**** Supplied entries

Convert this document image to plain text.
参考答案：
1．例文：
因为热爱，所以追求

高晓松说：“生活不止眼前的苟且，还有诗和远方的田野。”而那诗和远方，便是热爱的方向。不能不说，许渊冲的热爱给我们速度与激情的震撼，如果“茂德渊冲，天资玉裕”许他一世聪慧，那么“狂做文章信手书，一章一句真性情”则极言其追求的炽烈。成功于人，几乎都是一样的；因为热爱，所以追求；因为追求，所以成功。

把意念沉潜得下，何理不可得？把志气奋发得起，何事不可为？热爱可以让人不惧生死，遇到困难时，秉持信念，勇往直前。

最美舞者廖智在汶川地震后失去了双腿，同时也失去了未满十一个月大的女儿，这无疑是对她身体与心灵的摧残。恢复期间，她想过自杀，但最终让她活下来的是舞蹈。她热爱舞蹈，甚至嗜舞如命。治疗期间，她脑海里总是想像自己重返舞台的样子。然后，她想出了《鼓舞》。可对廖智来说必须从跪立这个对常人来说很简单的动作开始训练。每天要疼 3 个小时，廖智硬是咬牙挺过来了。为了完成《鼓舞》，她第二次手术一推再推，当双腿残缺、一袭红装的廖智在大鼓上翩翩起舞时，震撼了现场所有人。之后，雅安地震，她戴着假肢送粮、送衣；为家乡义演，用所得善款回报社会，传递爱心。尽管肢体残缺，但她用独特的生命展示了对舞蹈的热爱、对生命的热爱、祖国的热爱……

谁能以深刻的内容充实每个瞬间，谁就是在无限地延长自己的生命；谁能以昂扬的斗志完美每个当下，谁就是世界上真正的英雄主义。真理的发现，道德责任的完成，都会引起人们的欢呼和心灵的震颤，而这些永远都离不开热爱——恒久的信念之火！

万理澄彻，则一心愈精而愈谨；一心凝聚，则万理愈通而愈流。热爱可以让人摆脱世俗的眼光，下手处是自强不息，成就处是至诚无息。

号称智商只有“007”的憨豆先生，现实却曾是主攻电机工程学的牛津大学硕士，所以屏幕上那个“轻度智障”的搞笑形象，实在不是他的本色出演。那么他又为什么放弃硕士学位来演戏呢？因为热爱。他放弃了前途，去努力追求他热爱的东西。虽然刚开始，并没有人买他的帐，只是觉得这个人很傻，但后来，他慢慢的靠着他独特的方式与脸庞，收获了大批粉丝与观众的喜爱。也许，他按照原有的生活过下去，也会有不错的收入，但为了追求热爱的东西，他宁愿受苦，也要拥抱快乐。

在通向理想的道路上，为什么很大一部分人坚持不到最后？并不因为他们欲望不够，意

********

Return the whole listing exactly.

Convert this document image to plain text.
参考答案：
1．例文：
因为热爱，所以追求

高晓松说：“生活不止眼前的苟且，还有诗和远方的田野。”而那诗和远方，便是热爱的方向。不能不说，许渊冲的热爱给我们速度与激情的震撼，如果“茂德渊冲，天资玉裕”许他一世聪慧，那么“狂做文章信手书，一章一句真性情”则极言其追求的炽烈。成功于人，几乎都是一样的；因为热爱，所以追求；因为追求，所以成功。

把意念沉潜得下，何理不可得？把志气奋发得起，何事不可为？热爱可以让人不惧生死，遇到困难时，秉持信念，勇往直前。

最美舞者廖智在汶川地震后失去了双腿，同时也失去了未满十一个月大的女儿，这无疑是对她身体与心灵的摧残。恢复期间，她想过自杀，但最终让她活下来的是舞蹈。她热爱舞蹈，甚至嗜舞如命。治疗期间，她脑海里总是想像自己重返舞台的样子。然后，她想出了《鼓舞》。可对廖智来说必须从跪立这个对常人来说很简单的动作开始训练。每天要疼 3 个小时，廖智硬是咬牙挺过来了。为了完成《鼓舞》，她第二次手术一推再推，当双腿残缺、一袭红装的廖智在大鼓上翩翩起舞时，震撼了现场所有人。之后，雅安地震，她戴着假肢送粮、送衣；为家乡义演，用所得善款回报社会，传递爱心。尽管肢体残缺，但她用独特的生命展示了对舞蹈的热爱、对生命的热爱、祖国的热爱……

谁能以深刻的内容充实每个瞬间，谁就是在无限地延长自己的生命；谁能以昂扬的斗志完美每个当下，谁就是世界上真正的英雄主义。真理的发现，道德责任的完成，都会引起人们的欢呼和心灵的震颤，而这些永远都离不开热爱——恒久的信念之火！

万理澄彻，则一心愈精而愈谨；一心凝聚，则万理愈通而愈流。热爱可以让人摆脱世俗的眼光，下手处是自强不息，成就处是至诚无息。

号称智商只有“007”的憨豆先生，现实却曾是主攻电机工程学的牛津大学硕士，所以屏幕上那个“轻度智障”的搞笑形象，实在不是他的本色出演。那么他又为什么放弃硕士学位来演戏呢？因为热爱。他放弃了前途，去努力追求他热爱的东西。虽然刚开始，并没有人买他的帐，只是觉得这个人很傻，但后来，他慢慢的靠着他独特的方式与脸庞，收获了大批粉丝与观众的喜爱。也许，他按照原有的生活过下去，也会有不错的收入，但为了追求热爱的东西，他宁愿受苦，也要拥抱快乐。

在通向理想的道路上，为什么很大一部分人坚持不到最后？并不因为他们欲望不够，意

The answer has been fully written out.